Data excerpts
▬▬▬▬▬▬

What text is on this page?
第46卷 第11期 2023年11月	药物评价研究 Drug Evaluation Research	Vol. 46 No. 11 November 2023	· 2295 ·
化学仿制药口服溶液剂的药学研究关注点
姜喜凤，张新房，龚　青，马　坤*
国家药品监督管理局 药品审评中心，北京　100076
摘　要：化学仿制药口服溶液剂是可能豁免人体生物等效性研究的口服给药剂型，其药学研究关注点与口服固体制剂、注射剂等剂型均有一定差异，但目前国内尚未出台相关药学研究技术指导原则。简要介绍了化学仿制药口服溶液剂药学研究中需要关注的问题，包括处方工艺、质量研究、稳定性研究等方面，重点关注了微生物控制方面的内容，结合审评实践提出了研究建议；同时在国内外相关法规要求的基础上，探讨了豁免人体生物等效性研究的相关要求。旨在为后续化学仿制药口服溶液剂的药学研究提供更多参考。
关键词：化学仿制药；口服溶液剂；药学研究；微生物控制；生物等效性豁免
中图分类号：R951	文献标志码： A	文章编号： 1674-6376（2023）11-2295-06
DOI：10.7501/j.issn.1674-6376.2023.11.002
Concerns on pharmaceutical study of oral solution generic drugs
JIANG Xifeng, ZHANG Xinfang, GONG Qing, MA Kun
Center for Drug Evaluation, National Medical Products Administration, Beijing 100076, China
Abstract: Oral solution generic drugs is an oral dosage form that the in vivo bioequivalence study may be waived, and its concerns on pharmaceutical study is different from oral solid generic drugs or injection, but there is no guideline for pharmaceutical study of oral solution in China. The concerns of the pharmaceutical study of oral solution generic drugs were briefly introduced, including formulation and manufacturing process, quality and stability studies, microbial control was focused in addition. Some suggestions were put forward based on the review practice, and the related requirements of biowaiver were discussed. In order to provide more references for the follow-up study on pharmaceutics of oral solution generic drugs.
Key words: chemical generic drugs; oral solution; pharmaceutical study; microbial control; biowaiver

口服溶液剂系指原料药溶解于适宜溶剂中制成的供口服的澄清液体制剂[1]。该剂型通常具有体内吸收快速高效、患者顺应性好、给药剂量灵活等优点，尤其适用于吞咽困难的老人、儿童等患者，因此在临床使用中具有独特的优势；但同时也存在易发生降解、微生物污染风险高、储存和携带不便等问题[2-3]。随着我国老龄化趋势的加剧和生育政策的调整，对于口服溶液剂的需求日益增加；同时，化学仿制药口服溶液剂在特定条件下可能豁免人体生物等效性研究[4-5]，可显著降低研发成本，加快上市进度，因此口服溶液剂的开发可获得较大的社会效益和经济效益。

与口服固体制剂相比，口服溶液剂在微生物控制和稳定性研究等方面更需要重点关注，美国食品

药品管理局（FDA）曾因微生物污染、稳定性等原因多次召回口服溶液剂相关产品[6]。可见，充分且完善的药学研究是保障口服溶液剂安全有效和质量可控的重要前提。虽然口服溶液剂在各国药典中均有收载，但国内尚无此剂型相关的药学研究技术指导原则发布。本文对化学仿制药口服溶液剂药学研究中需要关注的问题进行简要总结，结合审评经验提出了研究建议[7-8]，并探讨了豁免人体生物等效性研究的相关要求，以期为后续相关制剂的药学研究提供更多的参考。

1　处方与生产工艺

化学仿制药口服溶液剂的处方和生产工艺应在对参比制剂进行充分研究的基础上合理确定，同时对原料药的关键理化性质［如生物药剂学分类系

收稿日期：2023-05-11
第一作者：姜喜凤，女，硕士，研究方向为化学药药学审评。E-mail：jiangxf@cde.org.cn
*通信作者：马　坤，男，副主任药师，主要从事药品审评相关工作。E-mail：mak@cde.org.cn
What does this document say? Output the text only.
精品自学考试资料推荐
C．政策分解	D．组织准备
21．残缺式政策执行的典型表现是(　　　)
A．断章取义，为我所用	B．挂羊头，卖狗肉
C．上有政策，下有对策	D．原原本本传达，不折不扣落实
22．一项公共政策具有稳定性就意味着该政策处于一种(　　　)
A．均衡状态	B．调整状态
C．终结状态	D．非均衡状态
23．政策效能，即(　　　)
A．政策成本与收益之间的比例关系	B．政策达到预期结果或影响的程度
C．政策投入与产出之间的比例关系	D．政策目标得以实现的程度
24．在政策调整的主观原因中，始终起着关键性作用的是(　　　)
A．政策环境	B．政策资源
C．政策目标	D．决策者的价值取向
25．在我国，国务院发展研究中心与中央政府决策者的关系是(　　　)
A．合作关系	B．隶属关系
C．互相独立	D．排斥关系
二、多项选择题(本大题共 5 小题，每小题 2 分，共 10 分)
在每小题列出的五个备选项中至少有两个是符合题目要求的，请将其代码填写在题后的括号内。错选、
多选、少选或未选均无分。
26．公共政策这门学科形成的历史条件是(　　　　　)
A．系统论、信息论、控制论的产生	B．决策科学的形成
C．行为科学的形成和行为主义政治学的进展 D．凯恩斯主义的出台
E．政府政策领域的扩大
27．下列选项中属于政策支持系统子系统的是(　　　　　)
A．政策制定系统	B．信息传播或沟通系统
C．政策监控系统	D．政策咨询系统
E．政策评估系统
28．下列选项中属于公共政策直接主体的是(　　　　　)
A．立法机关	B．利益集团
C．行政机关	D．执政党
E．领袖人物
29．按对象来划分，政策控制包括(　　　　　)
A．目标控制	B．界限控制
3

▬▬▬▬▬▬

EXERCISE INSTRUCTIONS
Everything from the line with "What does this" to the end of the listing above needs to be duplicated exactly, both end lines included, with nothing more.

ANSWER TO THIS PROBLEM
What does this document say? Output the text only.
精品自学考试资料推荐
C．政策分解	D．组织准备
21．残缺式政策执行的典型表现是(　　　)
A．断章取义，为我所用	B．挂羊头，卖狗肉
C．上有政策，下有对策	D．原原本本传达，不折不扣落实
22．一项公共政策具有稳定性就意味着该政策处于一种(　　　)
A．均衡状态	B．调整状态
C．终结状态	D．非均衡状态
23．政策效能，即(　　　)
A．政策成本与收益之间的比例关系	B．政策达到预期结果或影响的程度
C．政策投入与产出之间的比例关系	D．政策目标得以实现的程度
24．在政策调整的主观原因中，始终起着关键性作用的是(　　　)
A．政策环境	B．政策资源
C．政策目标	D．决策者的价值取向
25．在我国，国务院发展研究中心与中央政府决策者的关系是(　　　)
A．合作关系	B．隶属关系
C．互相独立	D．排斥关系
二、多项选择题(本大题共 5 小题，每小题 2 分，共 10 分)
在每小题列出的五个备选项中至少有两个是符合题目要求的，请将其代码填写在题后的括号内。错选、
多选、少选或未选均无分。
26．公共政策这门学科形成的历史条件是(　　　　　)
A．系统论、信息论、控制论的产生	B．决策科学的形成
C．行为科学的形成和行为主义政治学的进展 D．凯恩斯主义的出台
E．政府政策领域的扩大
27．下列选项中属于政策支持系统子系统的是(　　　　　)
A．政策制定系统	B．信息传播或沟通系统
C．政策监控系统	D．政策咨询系统
E．政策评估系统
28．下列选项中属于公共政策直接主体的是(　　　　　)
A．立法机关	B．利益集团
C．行政机关	D．执政党
E．领袖人物
29．按对象来划分，政策控制包括(　　　　　)
A．目标控制	B．界限控制
3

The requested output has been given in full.